How many lines of the data hold the word "xlabel"? State the number and nothing else.

WORKING DATA -
--*--

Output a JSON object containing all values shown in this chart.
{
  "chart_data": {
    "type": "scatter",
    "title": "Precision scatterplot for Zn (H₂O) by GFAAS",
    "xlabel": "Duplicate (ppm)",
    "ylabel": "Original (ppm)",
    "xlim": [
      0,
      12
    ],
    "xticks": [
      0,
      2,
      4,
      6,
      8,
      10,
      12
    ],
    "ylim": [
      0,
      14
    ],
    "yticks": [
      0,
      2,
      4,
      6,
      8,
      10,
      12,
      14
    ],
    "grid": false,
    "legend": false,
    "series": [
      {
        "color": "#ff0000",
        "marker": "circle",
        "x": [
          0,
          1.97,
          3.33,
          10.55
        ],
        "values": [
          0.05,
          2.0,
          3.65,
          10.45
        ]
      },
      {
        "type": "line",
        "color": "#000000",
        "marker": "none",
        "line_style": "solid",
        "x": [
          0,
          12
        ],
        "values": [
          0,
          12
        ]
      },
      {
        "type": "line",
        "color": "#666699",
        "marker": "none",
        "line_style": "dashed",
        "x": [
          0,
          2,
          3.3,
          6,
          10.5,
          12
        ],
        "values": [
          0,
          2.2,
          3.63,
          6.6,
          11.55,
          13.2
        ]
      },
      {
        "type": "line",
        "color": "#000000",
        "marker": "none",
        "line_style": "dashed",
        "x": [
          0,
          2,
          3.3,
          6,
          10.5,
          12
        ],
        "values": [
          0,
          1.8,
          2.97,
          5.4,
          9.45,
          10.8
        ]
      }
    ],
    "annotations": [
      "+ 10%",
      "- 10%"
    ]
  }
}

--*--

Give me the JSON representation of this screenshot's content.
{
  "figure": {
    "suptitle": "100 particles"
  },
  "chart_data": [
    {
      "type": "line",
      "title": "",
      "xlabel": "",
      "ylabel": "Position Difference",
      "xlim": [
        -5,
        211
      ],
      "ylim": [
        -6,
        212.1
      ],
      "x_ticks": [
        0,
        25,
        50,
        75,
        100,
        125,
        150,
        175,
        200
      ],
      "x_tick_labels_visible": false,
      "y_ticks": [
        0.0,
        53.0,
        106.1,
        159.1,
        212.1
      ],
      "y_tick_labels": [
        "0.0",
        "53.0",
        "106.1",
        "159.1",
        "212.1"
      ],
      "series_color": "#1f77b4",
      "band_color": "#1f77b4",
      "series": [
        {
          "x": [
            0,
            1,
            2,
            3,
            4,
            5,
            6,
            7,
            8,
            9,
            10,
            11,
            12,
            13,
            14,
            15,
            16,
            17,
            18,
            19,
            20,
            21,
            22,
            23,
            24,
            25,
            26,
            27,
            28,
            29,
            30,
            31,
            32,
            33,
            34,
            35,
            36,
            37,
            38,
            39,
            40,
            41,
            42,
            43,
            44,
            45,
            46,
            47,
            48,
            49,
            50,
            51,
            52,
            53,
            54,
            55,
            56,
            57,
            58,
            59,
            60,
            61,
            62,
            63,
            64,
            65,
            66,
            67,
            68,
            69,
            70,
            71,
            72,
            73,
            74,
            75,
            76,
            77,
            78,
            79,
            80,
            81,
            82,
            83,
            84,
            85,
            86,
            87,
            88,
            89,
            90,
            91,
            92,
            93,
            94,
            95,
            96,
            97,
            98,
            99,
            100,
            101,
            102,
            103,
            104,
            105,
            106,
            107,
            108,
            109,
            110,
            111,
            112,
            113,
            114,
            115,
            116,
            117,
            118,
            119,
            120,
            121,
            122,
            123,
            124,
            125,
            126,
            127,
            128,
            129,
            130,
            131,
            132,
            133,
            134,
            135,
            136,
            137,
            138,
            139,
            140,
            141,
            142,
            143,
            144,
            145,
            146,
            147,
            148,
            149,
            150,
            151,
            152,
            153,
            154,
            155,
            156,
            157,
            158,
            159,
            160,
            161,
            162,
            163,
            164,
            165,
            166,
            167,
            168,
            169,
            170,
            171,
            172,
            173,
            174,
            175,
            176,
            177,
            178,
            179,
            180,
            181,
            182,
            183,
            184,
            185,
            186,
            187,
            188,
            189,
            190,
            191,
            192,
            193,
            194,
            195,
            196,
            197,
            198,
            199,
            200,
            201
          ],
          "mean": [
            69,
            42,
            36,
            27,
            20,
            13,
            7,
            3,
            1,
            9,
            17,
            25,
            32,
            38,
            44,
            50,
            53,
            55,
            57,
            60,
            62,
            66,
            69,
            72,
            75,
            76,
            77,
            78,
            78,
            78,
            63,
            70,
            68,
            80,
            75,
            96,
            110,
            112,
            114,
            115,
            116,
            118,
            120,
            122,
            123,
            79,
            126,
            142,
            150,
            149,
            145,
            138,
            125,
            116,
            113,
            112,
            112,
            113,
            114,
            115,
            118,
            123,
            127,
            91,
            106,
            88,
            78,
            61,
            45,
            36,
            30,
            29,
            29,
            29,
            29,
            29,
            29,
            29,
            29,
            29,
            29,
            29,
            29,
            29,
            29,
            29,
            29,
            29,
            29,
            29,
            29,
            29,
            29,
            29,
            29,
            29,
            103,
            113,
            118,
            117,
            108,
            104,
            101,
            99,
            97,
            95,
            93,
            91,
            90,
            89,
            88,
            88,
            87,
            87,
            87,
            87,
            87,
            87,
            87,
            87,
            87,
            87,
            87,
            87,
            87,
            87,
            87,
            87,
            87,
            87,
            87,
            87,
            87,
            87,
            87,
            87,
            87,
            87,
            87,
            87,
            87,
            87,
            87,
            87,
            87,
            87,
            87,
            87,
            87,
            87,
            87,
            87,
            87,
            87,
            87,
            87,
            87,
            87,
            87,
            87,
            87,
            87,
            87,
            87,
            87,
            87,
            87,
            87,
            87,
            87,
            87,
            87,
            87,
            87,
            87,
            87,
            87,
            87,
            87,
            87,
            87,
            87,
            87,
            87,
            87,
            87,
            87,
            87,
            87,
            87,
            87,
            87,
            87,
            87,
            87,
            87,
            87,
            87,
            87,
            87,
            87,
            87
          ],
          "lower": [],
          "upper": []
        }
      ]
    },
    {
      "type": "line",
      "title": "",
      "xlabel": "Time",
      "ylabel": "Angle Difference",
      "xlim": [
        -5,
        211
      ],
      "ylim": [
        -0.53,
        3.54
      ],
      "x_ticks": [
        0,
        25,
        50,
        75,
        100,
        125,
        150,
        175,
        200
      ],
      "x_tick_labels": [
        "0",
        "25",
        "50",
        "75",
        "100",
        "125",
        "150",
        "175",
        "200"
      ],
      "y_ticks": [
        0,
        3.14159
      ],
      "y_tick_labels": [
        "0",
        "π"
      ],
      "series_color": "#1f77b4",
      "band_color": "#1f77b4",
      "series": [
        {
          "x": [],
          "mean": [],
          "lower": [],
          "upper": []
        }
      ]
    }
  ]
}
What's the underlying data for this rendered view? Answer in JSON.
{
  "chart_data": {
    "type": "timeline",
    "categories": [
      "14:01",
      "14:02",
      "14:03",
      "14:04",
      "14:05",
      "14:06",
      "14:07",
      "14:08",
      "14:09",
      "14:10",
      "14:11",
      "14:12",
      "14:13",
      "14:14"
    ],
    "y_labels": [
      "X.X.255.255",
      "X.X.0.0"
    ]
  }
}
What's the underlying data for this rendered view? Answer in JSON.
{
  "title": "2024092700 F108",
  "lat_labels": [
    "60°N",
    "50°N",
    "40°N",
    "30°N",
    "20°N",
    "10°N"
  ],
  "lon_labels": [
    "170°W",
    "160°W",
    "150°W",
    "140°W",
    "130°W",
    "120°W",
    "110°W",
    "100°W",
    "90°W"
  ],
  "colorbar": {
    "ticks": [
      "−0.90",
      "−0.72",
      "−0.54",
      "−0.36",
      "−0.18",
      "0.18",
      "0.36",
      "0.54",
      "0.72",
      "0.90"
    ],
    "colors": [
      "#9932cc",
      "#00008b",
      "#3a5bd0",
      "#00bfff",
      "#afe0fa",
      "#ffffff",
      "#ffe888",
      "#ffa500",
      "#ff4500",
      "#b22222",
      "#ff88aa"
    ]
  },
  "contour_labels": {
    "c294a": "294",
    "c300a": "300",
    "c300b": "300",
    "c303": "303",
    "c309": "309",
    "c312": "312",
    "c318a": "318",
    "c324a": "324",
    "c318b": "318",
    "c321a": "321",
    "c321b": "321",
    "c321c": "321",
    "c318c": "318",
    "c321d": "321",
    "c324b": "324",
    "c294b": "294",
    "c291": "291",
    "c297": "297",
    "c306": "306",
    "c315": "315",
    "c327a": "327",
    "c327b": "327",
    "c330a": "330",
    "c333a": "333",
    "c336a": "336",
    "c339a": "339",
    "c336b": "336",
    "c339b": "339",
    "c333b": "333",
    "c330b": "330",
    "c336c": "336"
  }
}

--*--

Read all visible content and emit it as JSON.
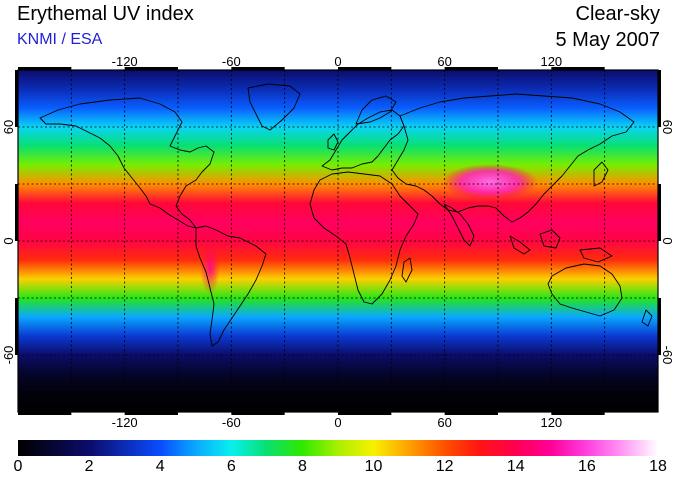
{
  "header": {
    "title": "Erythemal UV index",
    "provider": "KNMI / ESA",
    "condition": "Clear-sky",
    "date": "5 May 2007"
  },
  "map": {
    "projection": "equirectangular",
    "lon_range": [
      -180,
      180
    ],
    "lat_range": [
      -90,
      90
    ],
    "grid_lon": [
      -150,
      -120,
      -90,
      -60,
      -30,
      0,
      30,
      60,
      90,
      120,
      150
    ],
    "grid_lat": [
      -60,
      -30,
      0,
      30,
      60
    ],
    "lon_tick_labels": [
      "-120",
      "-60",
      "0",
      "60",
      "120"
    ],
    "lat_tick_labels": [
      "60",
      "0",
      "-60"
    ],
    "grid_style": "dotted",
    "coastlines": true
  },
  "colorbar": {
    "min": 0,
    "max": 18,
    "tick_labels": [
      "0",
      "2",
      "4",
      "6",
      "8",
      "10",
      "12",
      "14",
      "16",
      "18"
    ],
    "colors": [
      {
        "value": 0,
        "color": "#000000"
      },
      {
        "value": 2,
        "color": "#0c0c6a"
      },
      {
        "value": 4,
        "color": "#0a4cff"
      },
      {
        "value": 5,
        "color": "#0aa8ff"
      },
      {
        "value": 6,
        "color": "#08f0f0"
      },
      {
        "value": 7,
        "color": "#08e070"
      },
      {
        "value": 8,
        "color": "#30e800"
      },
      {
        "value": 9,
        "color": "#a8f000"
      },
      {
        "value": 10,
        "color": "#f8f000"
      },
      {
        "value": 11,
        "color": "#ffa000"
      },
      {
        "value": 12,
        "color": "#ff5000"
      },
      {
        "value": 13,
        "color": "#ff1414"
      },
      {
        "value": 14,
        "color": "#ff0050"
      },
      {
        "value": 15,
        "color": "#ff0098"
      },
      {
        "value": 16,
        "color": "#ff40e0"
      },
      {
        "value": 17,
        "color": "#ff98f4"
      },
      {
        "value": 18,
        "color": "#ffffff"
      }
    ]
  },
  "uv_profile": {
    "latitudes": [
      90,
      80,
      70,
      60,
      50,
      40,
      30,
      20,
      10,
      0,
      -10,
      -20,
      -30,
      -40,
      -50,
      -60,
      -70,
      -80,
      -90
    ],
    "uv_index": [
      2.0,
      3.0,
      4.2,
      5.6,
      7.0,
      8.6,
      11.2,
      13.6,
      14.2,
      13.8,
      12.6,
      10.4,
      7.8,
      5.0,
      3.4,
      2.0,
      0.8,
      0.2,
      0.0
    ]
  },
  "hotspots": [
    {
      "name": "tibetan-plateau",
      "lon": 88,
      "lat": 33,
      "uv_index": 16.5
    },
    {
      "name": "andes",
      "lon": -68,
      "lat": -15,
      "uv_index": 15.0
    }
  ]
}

--*--

COMPLETED EXERCISE - 3